● **WHAT YOU SHOULD DO**
Repeat the records below exactly, leaving out every picture.

[Figure contents as structured data]
--

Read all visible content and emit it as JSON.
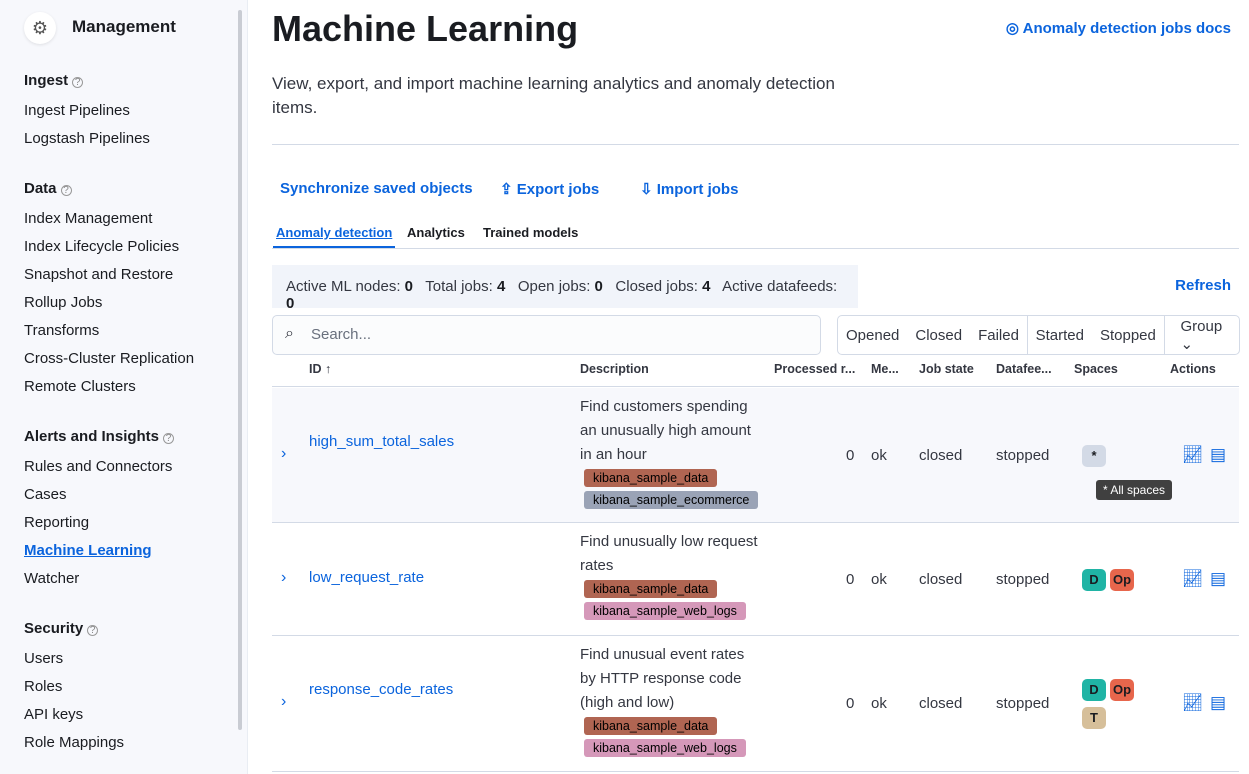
{
  "sidebar": {
    "title": "Management",
    "sections": [
      {
        "label": "Ingest",
        "items": [
          "Ingest Pipelines",
          "Logstash Pipelines"
        ]
      },
      {
        "label": "Data",
        "items": [
          "Index Management",
          "Index Lifecycle Policies",
          "Snapshot and Restore",
          "Rollup Jobs",
          "Transforms",
          "Cross-Cluster Replication",
          "Remote Clusters"
        ]
      },
      {
        "label": "Alerts and Insights",
        "items": [
          "Rules and Connectors",
          "Cases",
          "Reporting",
          "Machine Learning",
          "Watcher"
        ]
      },
      {
        "label": "Security",
        "items": [
          "Users",
          "Roles",
          "API keys",
          "Role Mappings"
        ]
      }
    ],
    "active": "Machine Learning"
  },
  "header": {
    "title": "Machine Learning",
    "docs_link": "Anomaly detection jobs docs",
    "description": "View, export, and import machine learning analytics and anomaly detection items."
  },
  "actions": {
    "sync": "Synchronize saved objects",
    "export": "Export jobs",
    "import": "Import jobs"
  },
  "tabs": [
    "Anomaly detection",
    "Analytics",
    "Trained models"
  ],
  "stats": {
    "active_ml_nodes_label": "Active ML nodes:",
    "active_ml_nodes": "0",
    "total_jobs_label": "Total jobs:",
    "total_jobs": "4",
    "open_jobs_label": "Open jobs:",
    "open_jobs": "0",
    "closed_jobs_label": "Closed jobs:",
    "closed_jobs": "4",
    "active_datafeeds_label": "Active datafeeds:",
    "active_datafeeds": "0"
  },
  "refresh": "Refresh",
  "search": {
    "placeholder": "Search..."
  },
  "filters": [
    "Opened",
    "Closed",
    "Failed",
    "Started",
    "Stopped",
    "Group"
  ],
  "columns": [
    "ID",
    "Description",
    "Processed r...",
    "Me...",
    "Job state",
    "Datafee...",
    "Spaces",
    "Actions"
  ],
  "rows": [
    {
      "id": "high_sum_total_sales",
      "desc": "Find customers spending an unusually high amount in an hour",
      "tags": [
        "kibana_sample_data",
        "kibana_sample_ecommerce"
      ],
      "processed": "0",
      "memory": "ok",
      "state": "closed",
      "datafeed": "stopped",
      "spaces": [
        "*"
      ]
    },
    {
      "id": "low_request_rate",
      "desc": "Find unusually low request rates",
      "tags": [
        "kibana_sample_data",
        "kibana_sample_web_logs"
      ],
      "processed": "0",
      "memory": "ok",
      "state": "closed",
      "datafeed": "stopped",
      "spaces": [
        "D",
        "Op"
      ]
    },
    {
      "id": "response_code_rates",
      "desc": "Find unusual event rates by HTTP response code (high and low)",
      "tags": [
        "kibana_sample_data",
        "kibana_sample_web_logs"
      ],
      "processed": "0",
      "memory": "ok",
      "state": "closed",
      "datafeed": "stopped",
      "spaces": [
        "D",
        "Op",
        "T"
      ]
    }
  ],
  "tooltip": "* All spaces",
  "colors": {
    "accent": "#0b64dd",
    "tag_sample_data": "#b06552",
    "tag_ecommerce": "#9aa3b6",
    "tag_web_logs": "#d598b9",
    "space_D": "#20b4a5",
    "space_Op": "#e7664c",
    "space_T": "#d6bf9a"
  }
}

--

● **WRITTEN RESPONSE**
Read all visible content and emit it as JSON.
{
  "sidebar": {
    "title": "Management",
    "sections": [
      {
        "label": "Ingest",
        "items": [
          "Ingest Pipelines",
          "Logstash Pipelines"
        ]
      },
      {
        "label": "Data",
        "items": [
          "Index Management",
          "Index Lifecycle Policies",
          "Snapshot and Restore",
          "Rollup Jobs",
          "Transforms",
          "Cross-Cluster Replication",
          "Remote Clusters"
        ]
      },
      {
        "label": "Alerts and Insights",
        "items": [
          "Rules and Connectors",
          "Cases",
          "Reporting",
          "Machine Learning",
          "Watcher"
        ]
      },
      {
        "label": "Security",
        "items": [
          "Users",
          "Roles",
          "API keys",
          "Role Mappings"
        ]
      }
    ],
    "active": "Machine Learning"
  },
  "header": {
    "title": "Machine Learning",
    "docs_link": "Anomaly detection jobs docs",
    "description": "View, export, and import machine learning analytics and anomaly detection items."
  },
  "actions": {
    "sync": "Synchronize saved objects",
    "export": "Export jobs",
    "import": "Import jobs"
  },
  "tabs": [
    "Anomaly detection",
    "Analytics",
    "Trained models"
  ],
  "stats": {
    "active_ml_nodes_label": "Active ML nodes:",
    "active_ml_nodes": "0",
    "total_jobs_label": "Total jobs:",
    "total_jobs": "4",
    "open_jobs_label": "Open jobs:",
    "open_jobs": "0",
    "closed_jobs_label": "Closed jobs:",
    "closed_jobs": "4",
    "active_datafeeds_label": "Active datafeeds:",
    "active_datafeeds": "0"
  },
  "refresh": "Refresh",
  "search": {
    "placeholder": "Search..."
  },
  "filters": [
    "Opened",
    "Closed",
    "Failed",
    "Started",
    "Stopped",
    "Group"
  ],
  "columns": [
    "ID",
    "Description",
    "Processed r...",
    "Me...",
    "Job state",
    "Datafee...",
    "Spaces",
    "Actions"
  ],
  "rows": [
    {
      "id": "high_sum_total_sales",
      "desc": "Find customers spending an unusually high amount in an hour",
      "tags": [
        "kibana_sample_data",
        "kibana_sample_ecommerce"
      ],
      "processed": "0",
      "memory": "ok",
      "state": "closed",
      "datafeed": "stopped",
      "spaces": [
        "*"
      ]
    },
    {
      "id": "low_request_rate",
      "desc": "Find unusually low request rates",
      "tags": [
        "kibana_sample_data",
        "kibana_sample_web_logs"
      ],
      "processed": "0",
      "memory": "ok",
      "state": "closed",
      "datafeed": "stopped",
      "spaces": [
        "D",
        "Op"
      ]
    },
    {
      "id": "response_code_rates",
      "desc": "Find unusual event rates by HTTP response code (high and low)",
      "tags": [
        "kibana_sample_data",
        "kibana_sample_web_logs"
      ],
      "processed": "0",
      "memory": "ok",
      "state": "closed",
      "datafeed": "stopped",
      "spaces": [
        "D",
        "Op",
        "T"
      ]
    }
  ],
  "tooltip": "* All spaces",
  "colors": {
    "accent": "#0b64dd",
    "tag_sample_data": "#b06552",
    "tag_ecommerce": "#9aa3b6",
    "tag_web_logs": "#d598b9",
    "space_D": "#20b4a5",
    "space_Op": "#e7664c",
    "space_T": "#d6bf9a"
  }
}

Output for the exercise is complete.